# DIRECTIVE
Your task is to output the data exactly as it stands.

### SUPPLIED MATERIAL ###

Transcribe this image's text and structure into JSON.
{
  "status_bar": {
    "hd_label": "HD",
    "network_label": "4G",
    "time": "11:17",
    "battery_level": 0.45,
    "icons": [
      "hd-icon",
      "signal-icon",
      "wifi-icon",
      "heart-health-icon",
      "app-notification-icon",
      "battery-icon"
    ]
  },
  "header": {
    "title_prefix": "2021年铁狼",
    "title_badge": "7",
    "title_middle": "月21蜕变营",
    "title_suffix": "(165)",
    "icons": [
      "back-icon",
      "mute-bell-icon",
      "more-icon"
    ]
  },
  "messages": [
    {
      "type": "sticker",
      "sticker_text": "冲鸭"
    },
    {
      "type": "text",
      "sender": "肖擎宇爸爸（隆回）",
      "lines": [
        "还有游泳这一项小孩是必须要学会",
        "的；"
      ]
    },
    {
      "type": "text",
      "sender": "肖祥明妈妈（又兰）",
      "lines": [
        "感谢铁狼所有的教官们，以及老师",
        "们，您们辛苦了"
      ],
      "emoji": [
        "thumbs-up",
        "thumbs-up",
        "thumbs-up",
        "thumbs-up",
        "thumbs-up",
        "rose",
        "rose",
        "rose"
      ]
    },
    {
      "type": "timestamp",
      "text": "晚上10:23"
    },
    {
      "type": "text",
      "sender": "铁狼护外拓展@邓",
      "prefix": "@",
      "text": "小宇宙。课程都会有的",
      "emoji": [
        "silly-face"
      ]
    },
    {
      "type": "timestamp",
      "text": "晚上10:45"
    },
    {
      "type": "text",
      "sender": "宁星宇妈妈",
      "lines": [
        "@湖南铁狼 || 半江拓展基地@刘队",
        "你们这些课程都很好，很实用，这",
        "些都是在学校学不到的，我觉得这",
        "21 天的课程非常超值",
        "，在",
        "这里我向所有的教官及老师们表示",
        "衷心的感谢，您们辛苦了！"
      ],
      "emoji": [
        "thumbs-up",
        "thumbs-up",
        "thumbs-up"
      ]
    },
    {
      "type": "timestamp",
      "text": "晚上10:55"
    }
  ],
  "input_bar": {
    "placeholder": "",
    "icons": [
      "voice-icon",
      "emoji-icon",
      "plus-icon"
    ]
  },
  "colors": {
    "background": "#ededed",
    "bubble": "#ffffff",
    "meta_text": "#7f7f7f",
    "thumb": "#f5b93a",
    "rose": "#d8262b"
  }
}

###

# FINAL RESULT
Transcribe this image's text and structure into JSON.
{
  "status_bar": {
    "hd_label": "HD",
    "network_label": "4G",
    "time": "11:17",
    "battery_level": 0.45,
    "icons": [
      "hd-icon",
      "signal-icon",
      "wifi-icon",
      "heart-health-icon",
      "app-notification-icon",
      "battery-icon"
    ]
  },
  "header": {
    "title_prefix": "2021年铁狼",
    "title_badge": "7",
    "title_middle": "月21蜕变营",
    "title_suffix": "(165)",
    "icons": [
      "back-icon",
      "mute-bell-icon",
      "more-icon"
    ]
  },
  "messages": [
    {
      "type": "sticker",
      "sticker_text": "冲鸭"
    },
    {
      "type": "text",
      "sender": "肖擎宇爸爸（隆回）",
      "lines": [
        "还有游泳这一项小孩是必须要学会",
        "的；"
      ]
    },
    {
      "type": "text",
      "sender": "肖祥明妈妈（又兰）",
      "lines": [
        "感谢铁狼所有的教官们，以及老师",
        "们，您们辛苦了"
      ],
      "emoji": [
        "thumbs-up",
        "thumbs-up",
        "thumbs-up",
        "thumbs-up",
        "thumbs-up",
        "rose",
        "rose",
        "rose"
      ]
    },
    {
      "type": "timestamp",
      "text": "晚上10:23"
    },
    {
      "type": "text",
      "sender": "铁狼护外拓展@邓",
      "prefix": "@",
      "text": "小宇宙。课程都会有的",
      "emoji": [
        "silly-face"
      ]
    },
    {
      "type": "timestamp",
      "text": "晚上10:45"
    },
    {
      "type": "text",
      "sender": "宁星宇妈妈",
      "lines": [
        "@湖南铁狼 || 半江拓展基地@刘队",
        "你们这些课程都很好，很实用，这",
        "些都是在学校学不到的，我觉得这",
        "21 天的课程非常超值",
        "，在",
        "这里我向所有的教官及老师们表示",
        "衷心的感谢，您们辛苦了！"
      ],
      "emoji": [
        "thumbs-up",
        "thumbs-up",
        "thumbs-up"
      ]
    },
    {
      "type": "timestamp",
      "text": "晚上10:55"
    }
  ],
  "input_bar": {
    "placeholder": "",
    "icons": [
      "voice-icon",
      "emoji-icon",
      "plus-icon"
    ]
  },
  "colors": {
    "background": "#ededed",
    "bubble": "#ffffff",
    "meta_text": "#7f7f7f",
    "thumb": "#f5b93a",
    "rose": "#d8262b"
  }
}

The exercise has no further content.